Exercise
Copy out lines with the word "Winnipeg" from the material that follows.

Collected data entries
==========

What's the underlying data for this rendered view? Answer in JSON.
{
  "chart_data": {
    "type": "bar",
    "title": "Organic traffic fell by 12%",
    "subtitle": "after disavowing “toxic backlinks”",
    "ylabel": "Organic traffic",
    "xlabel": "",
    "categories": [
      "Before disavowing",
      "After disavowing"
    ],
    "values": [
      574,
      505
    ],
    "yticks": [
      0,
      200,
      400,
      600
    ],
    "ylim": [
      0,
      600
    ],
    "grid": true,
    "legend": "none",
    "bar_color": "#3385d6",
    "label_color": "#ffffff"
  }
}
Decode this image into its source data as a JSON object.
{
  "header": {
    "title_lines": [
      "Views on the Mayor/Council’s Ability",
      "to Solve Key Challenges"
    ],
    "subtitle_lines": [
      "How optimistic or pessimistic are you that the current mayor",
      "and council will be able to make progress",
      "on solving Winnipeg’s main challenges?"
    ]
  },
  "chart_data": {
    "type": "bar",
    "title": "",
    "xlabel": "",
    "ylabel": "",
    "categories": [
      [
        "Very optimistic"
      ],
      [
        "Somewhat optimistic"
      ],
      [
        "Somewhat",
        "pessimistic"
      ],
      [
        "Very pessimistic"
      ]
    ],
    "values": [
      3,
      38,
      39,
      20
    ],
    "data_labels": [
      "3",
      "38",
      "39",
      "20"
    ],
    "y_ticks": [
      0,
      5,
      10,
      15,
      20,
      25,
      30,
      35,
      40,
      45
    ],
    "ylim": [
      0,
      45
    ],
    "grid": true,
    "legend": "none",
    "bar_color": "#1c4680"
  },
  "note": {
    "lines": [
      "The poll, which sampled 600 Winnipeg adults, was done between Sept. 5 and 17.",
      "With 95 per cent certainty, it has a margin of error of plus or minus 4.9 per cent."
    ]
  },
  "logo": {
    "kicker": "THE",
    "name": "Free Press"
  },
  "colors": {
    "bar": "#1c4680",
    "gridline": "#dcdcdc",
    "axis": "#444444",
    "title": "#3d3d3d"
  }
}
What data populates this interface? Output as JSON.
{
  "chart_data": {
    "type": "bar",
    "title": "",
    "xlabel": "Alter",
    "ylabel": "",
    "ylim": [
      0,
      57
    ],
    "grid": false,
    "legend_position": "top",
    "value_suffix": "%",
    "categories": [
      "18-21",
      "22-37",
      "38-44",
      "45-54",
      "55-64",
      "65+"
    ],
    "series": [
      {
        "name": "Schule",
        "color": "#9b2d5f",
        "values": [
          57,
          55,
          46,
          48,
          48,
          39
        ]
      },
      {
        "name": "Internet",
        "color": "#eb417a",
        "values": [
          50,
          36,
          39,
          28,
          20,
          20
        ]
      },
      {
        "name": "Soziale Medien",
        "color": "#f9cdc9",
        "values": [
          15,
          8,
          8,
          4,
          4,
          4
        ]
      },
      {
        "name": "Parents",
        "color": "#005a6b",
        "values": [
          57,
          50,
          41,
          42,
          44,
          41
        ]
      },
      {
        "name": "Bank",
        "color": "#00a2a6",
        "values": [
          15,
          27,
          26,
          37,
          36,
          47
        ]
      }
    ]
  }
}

==========

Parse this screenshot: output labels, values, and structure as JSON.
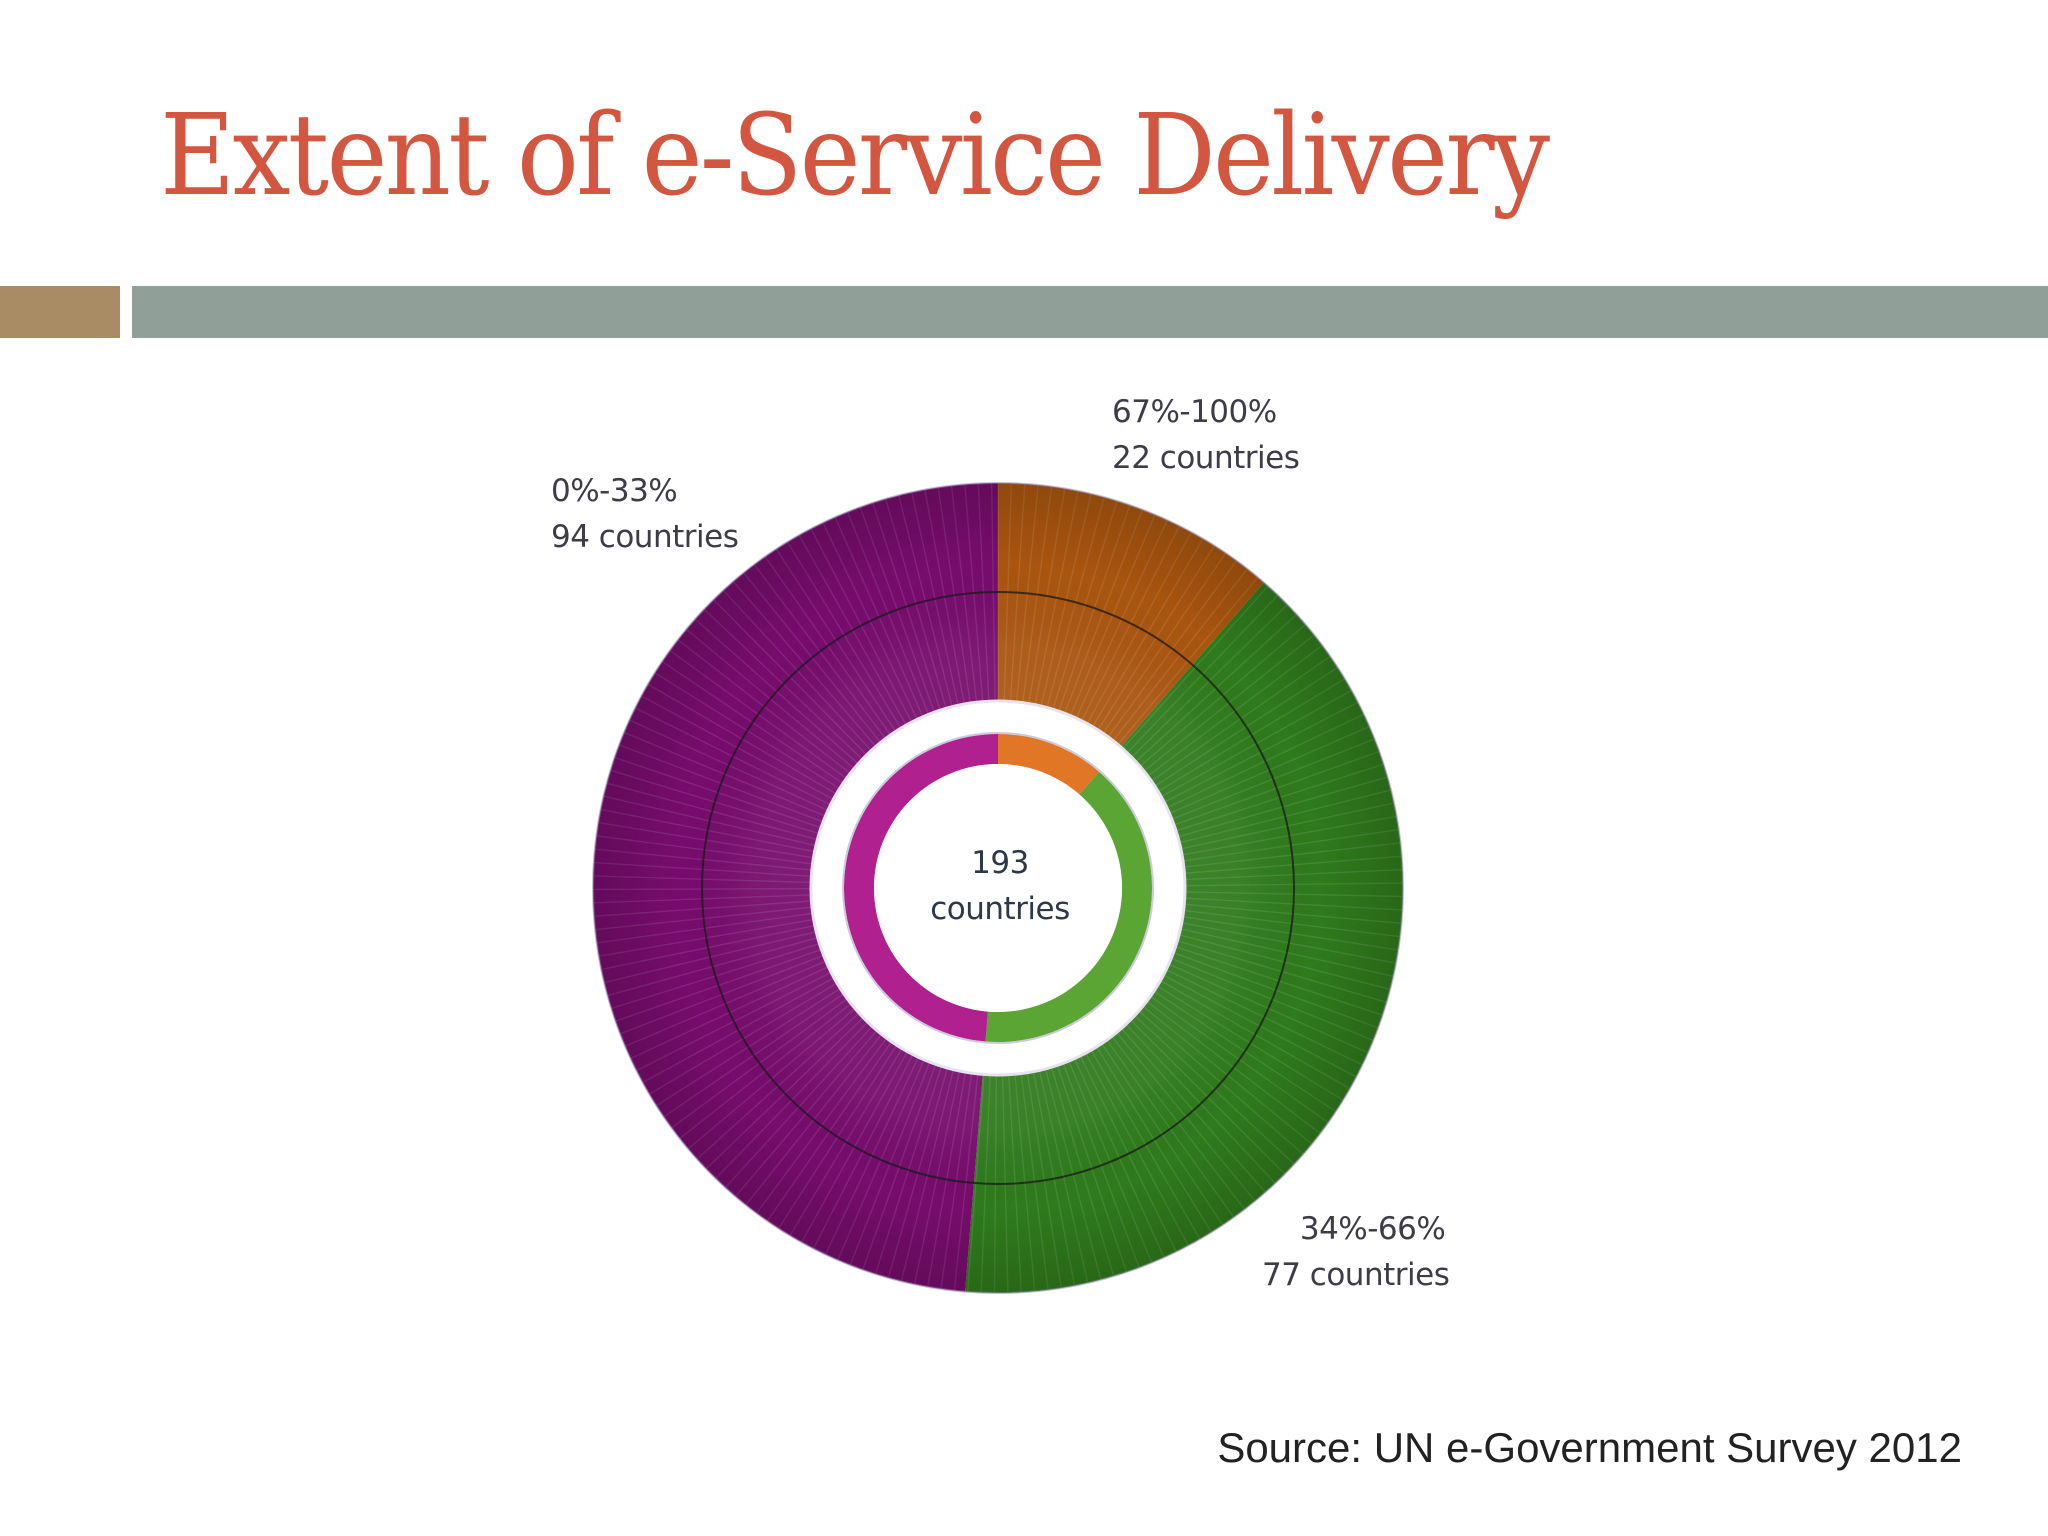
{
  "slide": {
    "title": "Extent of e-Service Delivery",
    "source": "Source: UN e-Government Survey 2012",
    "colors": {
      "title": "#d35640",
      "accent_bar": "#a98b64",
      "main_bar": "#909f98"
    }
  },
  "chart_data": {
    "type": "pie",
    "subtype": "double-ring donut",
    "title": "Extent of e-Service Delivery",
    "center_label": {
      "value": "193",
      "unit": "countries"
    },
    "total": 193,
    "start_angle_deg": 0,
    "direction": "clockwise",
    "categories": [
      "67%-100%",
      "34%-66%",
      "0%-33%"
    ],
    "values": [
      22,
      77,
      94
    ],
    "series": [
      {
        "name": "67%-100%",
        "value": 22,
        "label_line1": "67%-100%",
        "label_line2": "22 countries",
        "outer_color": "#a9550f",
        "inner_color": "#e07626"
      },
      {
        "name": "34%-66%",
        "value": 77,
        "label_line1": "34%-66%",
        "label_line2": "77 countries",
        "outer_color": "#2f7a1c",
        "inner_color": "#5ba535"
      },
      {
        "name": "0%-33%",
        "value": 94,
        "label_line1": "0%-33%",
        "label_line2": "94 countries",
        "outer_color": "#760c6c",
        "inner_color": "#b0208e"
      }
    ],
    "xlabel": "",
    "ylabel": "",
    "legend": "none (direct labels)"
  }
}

==========

Solved exercise
      "on solving Winnipeg’s main challenges?"
      "The poll, which sampled 600 Winnipeg adults, was done between Sept. 5 and 17.",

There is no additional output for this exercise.